- [DO THIS]:
Images should be left out, and everything else in the listing reproduced exactly.

-- Start of RECORDED INFORMATION --

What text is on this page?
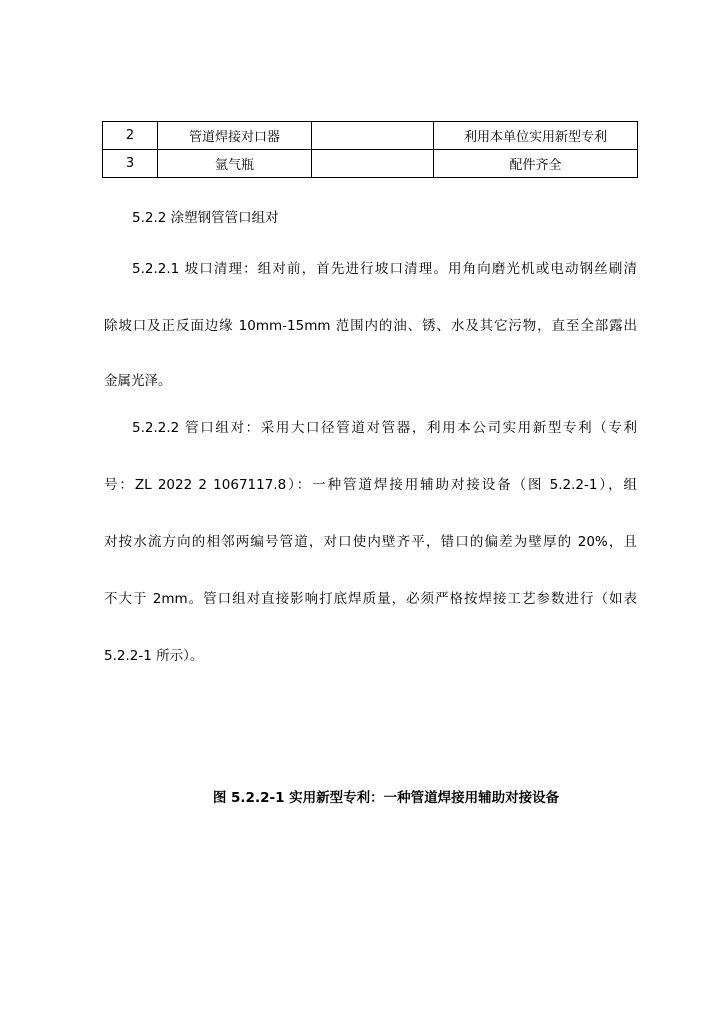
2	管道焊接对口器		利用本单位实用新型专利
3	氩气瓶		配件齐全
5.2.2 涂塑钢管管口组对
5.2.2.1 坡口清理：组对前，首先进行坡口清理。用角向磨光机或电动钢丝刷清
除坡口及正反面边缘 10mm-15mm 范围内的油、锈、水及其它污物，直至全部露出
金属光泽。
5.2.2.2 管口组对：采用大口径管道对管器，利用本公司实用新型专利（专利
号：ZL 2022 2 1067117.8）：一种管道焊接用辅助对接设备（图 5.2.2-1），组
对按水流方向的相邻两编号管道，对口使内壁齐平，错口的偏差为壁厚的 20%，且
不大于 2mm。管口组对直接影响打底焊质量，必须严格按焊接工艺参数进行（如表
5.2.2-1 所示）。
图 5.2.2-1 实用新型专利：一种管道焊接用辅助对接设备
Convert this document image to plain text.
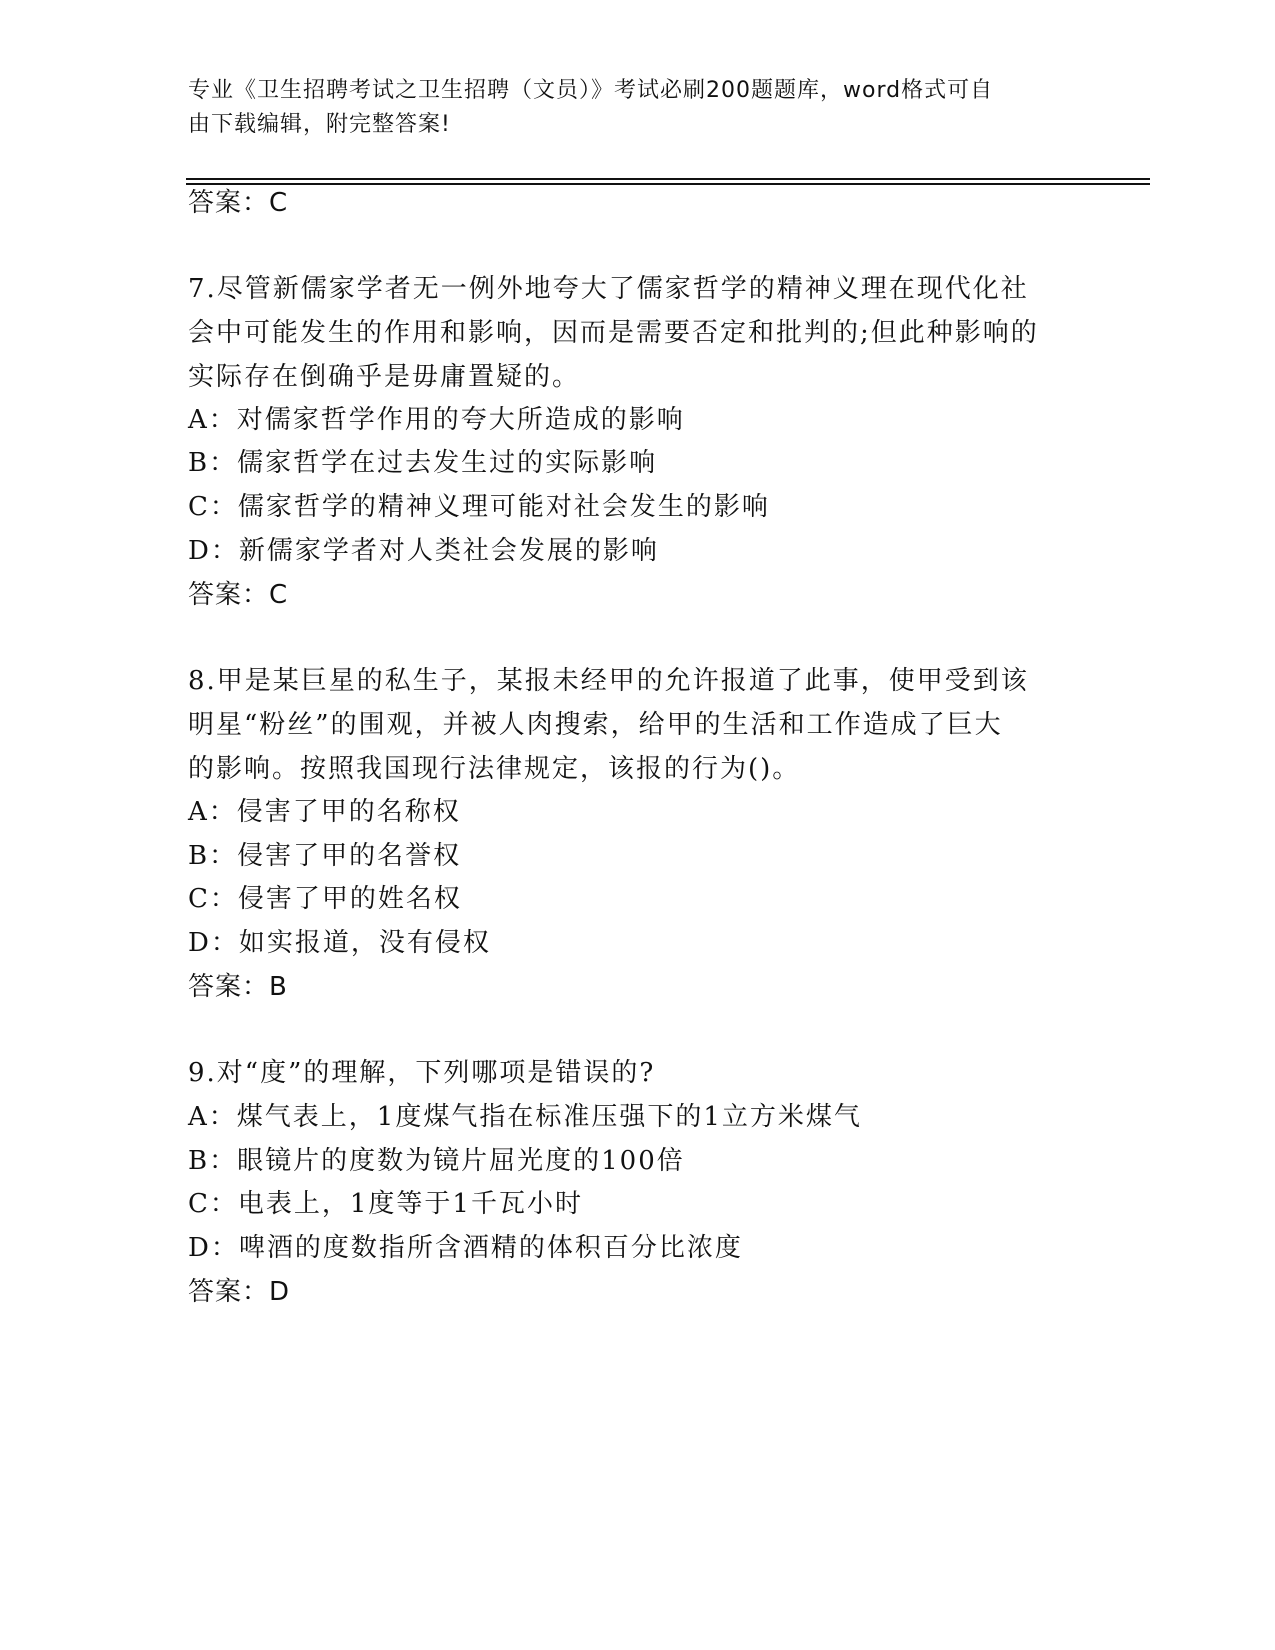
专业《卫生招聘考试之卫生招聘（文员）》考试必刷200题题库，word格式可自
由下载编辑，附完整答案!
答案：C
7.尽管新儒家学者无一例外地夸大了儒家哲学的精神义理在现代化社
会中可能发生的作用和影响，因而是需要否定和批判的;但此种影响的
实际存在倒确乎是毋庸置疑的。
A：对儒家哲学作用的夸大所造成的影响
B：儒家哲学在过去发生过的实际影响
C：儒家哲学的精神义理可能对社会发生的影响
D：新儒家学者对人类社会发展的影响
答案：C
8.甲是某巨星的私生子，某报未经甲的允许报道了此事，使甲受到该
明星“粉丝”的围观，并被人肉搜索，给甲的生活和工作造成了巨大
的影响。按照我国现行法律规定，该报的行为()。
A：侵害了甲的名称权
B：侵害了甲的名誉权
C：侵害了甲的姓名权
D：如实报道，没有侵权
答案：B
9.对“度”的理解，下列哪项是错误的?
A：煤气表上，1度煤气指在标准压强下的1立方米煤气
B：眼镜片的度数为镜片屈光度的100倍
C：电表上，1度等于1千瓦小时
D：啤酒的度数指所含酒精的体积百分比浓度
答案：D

-- End of RECORDED INFORMATION --

- [THE REPLY]:
What text is on this page?
2	管道焊接对口器		利用本单位实用新型专利
3	氩气瓶		配件齐全
5.2.2 涂塑钢管管口组对
5.2.2.1 坡口清理：组对前，首先进行坡口清理。用角向磨光机或电动钢丝刷清
除坡口及正反面边缘 10mm-15mm 范围内的油、锈、水及其它污物，直至全部露出
金属光泽。
5.2.2.2 管口组对：采用大口径管道对管器，利用本公司实用新型专利（专利
号：ZL 2022 2 1067117.8）：一种管道焊接用辅助对接设备（图 5.2.2-1），组
对按水流方向的相邻两编号管道，对口使内壁齐平，错口的偏差为壁厚的 20%，且
不大于 2mm。管口组对直接影响打底焊质量，必须严格按焊接工艺参数进行（如表
5.2.2-1 所示）。
图 5.2.2-1 实用新型专利：一种管道焊接用辅助对接设备
Convert this document image to plain text.
专业《卫生招聘考试之卫生招聘（文员）》考试必刷200题题库，word格式可自
由下载编辑，附完整答案!
答案：C
7.尽管新儒家学者无一例外地夸大了儒家哲学的精神义理在现代化社
会中可能发生的作用和影响，因而是需要否定和批判的;但此种影响的
实际存在倒确乎是毋庸置疑的。
A：对儒家哲学作用的夸大所造成的影响
B：儒家哲学在过去发生过的实际影响
C：儒家哲学的精神义理可能对社会发生的影响
D：新儒家学者对人类社会发展的影响
答案：C
8.甲是某巨星的私生子，某报未经甲的允许报道了此事，使甲受到该
明星“粉丝”的围观，并被人肉搜索，给甲的生活和工作造成了巨大
的影响。按照我国现行法律规定，该报的行为()。
A：侵害了甲的名称权
B：侵害了甲的名誉权
C：侵害了甲的姓名权
D：如实报道，没有侵权
答案：B
9.对“度”的理解，下列哪项是错误的?
A：煤气表上，1度煤气指在标准压强下的1立方米煤气
B：眼镜片的度数为镜片屈光度的100倍
C：电表上，1度等于1千瓦小时
D：啤酒的度数指所含酒精的体积百分比浓度
答案：D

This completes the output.